• _WHAT IS NEEDED_
Please copy the data exactly as it stands, minus the images.
DATA RECORDS section start
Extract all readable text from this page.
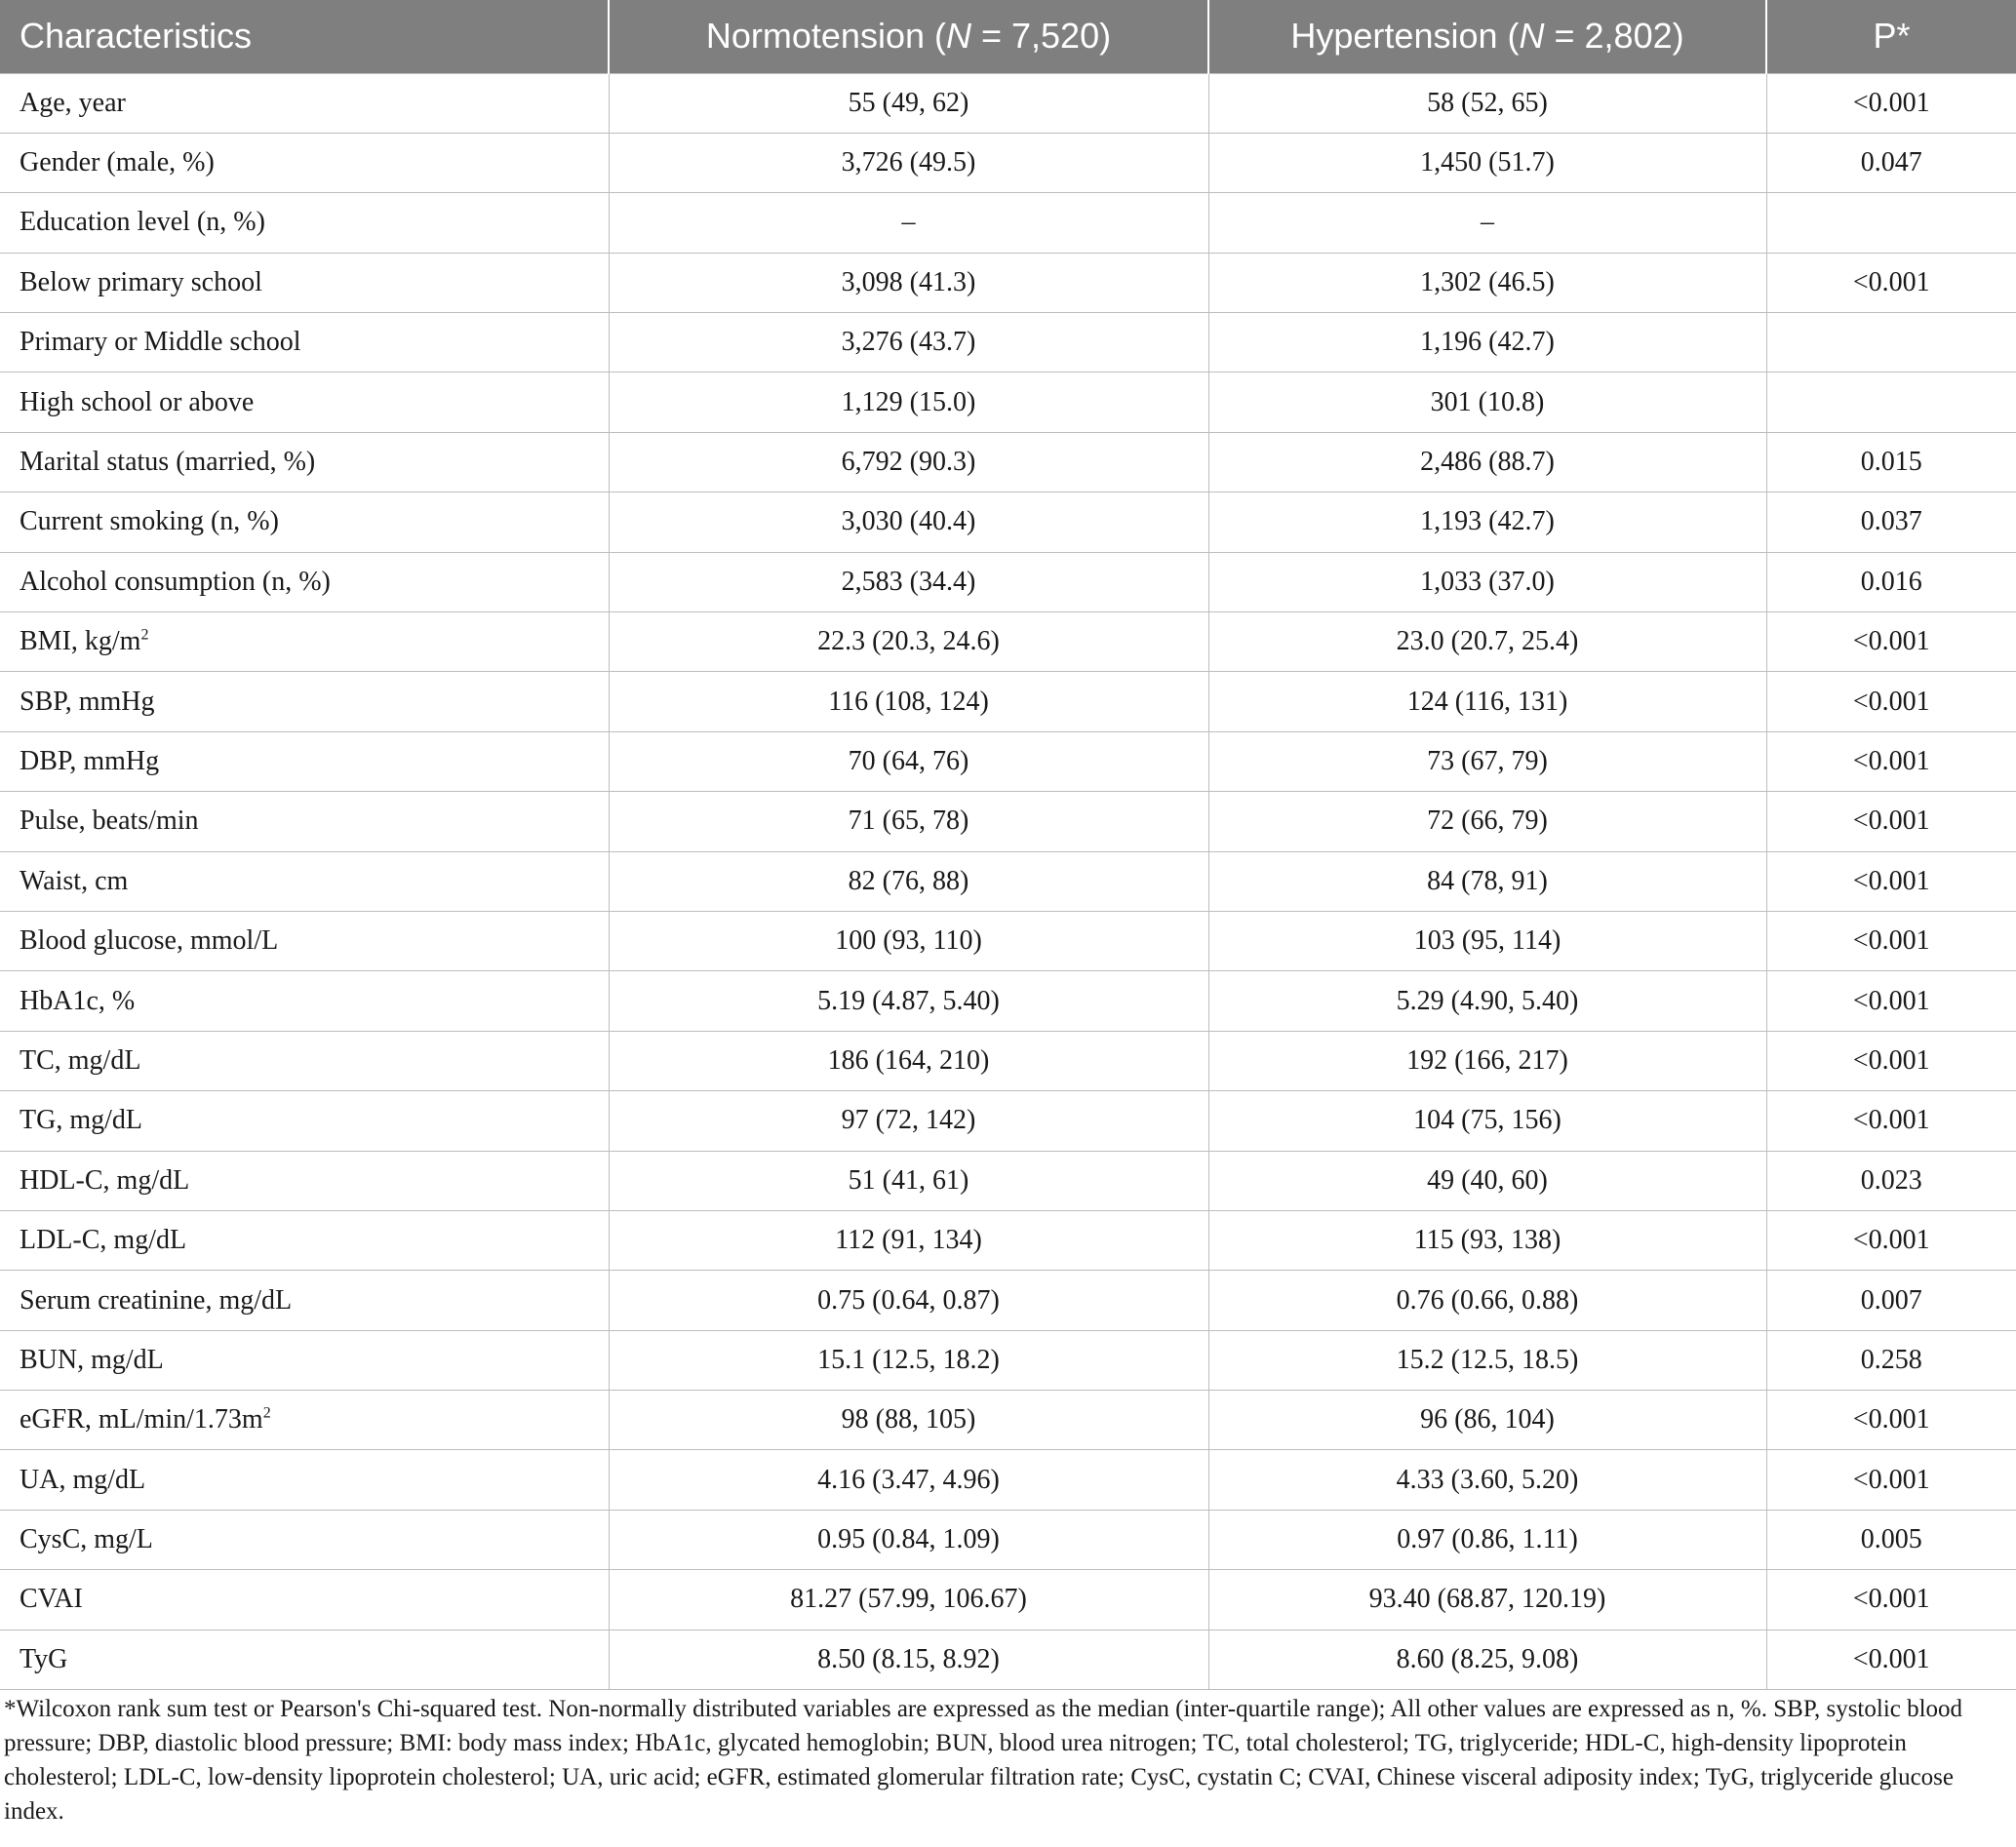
Characteristics	Normotension (N = 7,520)	Hypertension (N = 2,802)	P*
Age, year	55 (49, 62)	58 (52, 65)	<0.001
Gender (male, %)	3,726 (49.5)	1,450 (51.7)	0.047
Education level (n, %)	–	–	
Below primary school	3,098 (41.3)	1,302 (46.5)	<0.001
Primary or Middle school	3,276 (43.7)	1,196 (42.7)	
High school or above	1,129 (15.0)	301 (10.8)	
Marital status (married, %)	6,792 (90.3)	2,486 (88.7)	0.015
Current smoking (n, %)	3,030 (40.4)	1,193 (42.7)	0.037
Alcohol consumption (n, %)	2,583 (34.4)	1,033 (37.0)	0.016
BMI, $kg/m^2$	22.3 (20.3, 24.6)	23.0 (20.7, 25.4)	<0.001
SBP, mmHg	116 (108, 124)	124 (116, 131)	<0.001
DBP, mmHg	70 (64, 76)	73 (67, 79)	<0.001
Pulse, beats/min	71 (65, 78)	72 (66, 79)	<0.001
Waist, cm	82 (76, 88)	84 (78, 91)	<0.001
Blood glucose, mmol/L	100 (93, 110)	103 (95, 114)	<0.001
HbA1c, %	5.19 (4.87, 5.40)	5.29 (4.90, 5.40)	<0.001
TC, mg/dL	186 (164, 210)	192 (166, 217)	<0.001
TG, mg/dL	97 (72, 142)	104 (75, 156)	<0.001
HDL-C, mg/dL	51 (41, 61)	49 (40, 60)	0.023
LDL-C, mg/dL	112 (91, 134)	115 (93, 138)	<0.001
Serum creatinine, mg/dL	0.75 (0.64, 0.87)	0.76 (0.66, 0.88)	0.007
BUN, mg/dL	15.1 (12.5, 18.2)	15.2 (12.5, 18.5)	0.258
eGFR, $mL/\min/1.73m^2$	98 (88, 105)	96 (86, 104)	<0.001
UA, mg/dL	4.16 (3.47, 4.96)	4.33 (3.60, 5.20)	<0.001
CysC, mg/L	0.95 (0.84, 1.09)	0.97 (0.86, 1.11)	0.005
CVAI	81.27 (57.99, 106.67)	93.40 (68.87, 120.19)	<0.001
TyG	8.50 (8.15, 8.92)	8.60 (8.25, 9.08)	<0.001

*Wilcoxon rank sum test or Pearson's Chi-squared test. Non-normally distributed variables are expressed as the median (inter-quartile range); All other values are expressed as n, %. SBP, systolic blood pressure; DBP, diastolic blood pressure; BMI: body mass index; HbA1c, glycated hemoglobin; BUN, blood urea nitrogen; TC, total cholesterol; TG, triglyceride; HDL-C, high-density lipoprotein cholesterol; LDL-C, low-density lipoprotein cholesterol; UA, uric acid; eGFR, estimated glomerular filtration rate; CysC, cystatin C; CVAI, Chinese visceral adiposity index; TyG, triglyceride glucose index.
DATA RECORDS section end
• _THE ANSWER_
Extract all readable text from this page.
Characteristics	Normotension (N = 7,520)	Hypertension (N = 2,802)	P*
Age, year	55 (49, 62)	58 (52, 65)	<0.001
Gender (male, %)	3,726 (49.5)	1,450 (51.7)	0.047
Education level (n, %)	–	–	
Below primary school	3,098 (41.3)	1,302 (46.5)	<0.001
Primary or Middle school	3,276 (43.7)	1,196 (42.7)	
High school or above	1,129 (15.0)	301 (10.8)	
Marital status (married, %)	6,792 (90.3)	2,486 (88.7)	0.015
Current smoking (n, %)	3,030 (40.4)	1,193 (42.7)	0.037
Alcohol consumption (n, %)	2,583 (34.4)	1,033 (37.0)	0.016
BMI, $kg/m^2$	22.3 (20.3, 24.6)	23.0 (20.7, 25.4)	<0.001
SBP, mmHg	116 (108, 124)	124 (116, 131)	<0.001
DBP, mmHg	70 (64, 76)	73 (67, 79)	<0.001
Pulse, beats/min	71 (65, 78)	72 (66, 79)	<0.001
Waist, cm	82 (76, 88)	84 (78, 91)	<0.001
Blood glucose, mmol/L	100 (93, 110)	103 (95, 114)	<0.001
HbA1c, %	5.19 (4.87, 5.40)	5.29 (4.90, 5.40)	<0.001
TC, mg/dL	186 (164, 210)	192 (166, 217)	<0.001
TG, mg/dL	97 (72, 142)	104 (75, 156)	<0.001
HDL-C, mg/dL	51 (41, 61)	49 (40, 60)	0.023
LDL-C, mg/dL	112 (91, 134)	115 (93, 138)	<0.001
Serum creatinine, mg/dL	0.75 (0.64, 0.87)	0.76 (0.66, 0.88)	0.007
BUN, mg/dL	15.1 (12.5, 18.2)	15.2 (12.5, 18.5)	0.258
eGFR, $mL/\min/1.73m^2$	98 (88, 105)	96 (86, 104)	<0.001
UA, mg/dL	4.16 (3.47, 4.96)	4.33 (3.60, 5.20)	<0.001
CysC, mg/L	0.95 (0.84, 1.09)	0.97 (0.86, 1.11)	0.005
CVAI	81.27 (57.99, 106.67)	93.40 (68.87, 120.19)	<0.001
TyG	8.50 (8.15, 8.92)	8.60 (8.25, 9.08)	<0.001

*Wilcoxon rank sum test or Pearson's Chi-squared test. Non-normally distributed variables are expressed as the median (inter-quartile range); All other values are expressed as n, %. SBP, systolic blood pressure; DBP, diastolic blood pressure; BMI: body mass index; HbA1c, glycated hemoglobin; BUN, blood urea nitrogen; TC, total cholesterol; TG, triglyceride; HDL-C, high-density lipoprotein cholesterol; LDL-C, low-density lipoprotein cholesterol; UA, uric acid; eGFR, estimated glomerular filtration rate; CysC, cystatin C; CVAI, Chinese visceral adiposity index; TyG, triglyceride glucose index.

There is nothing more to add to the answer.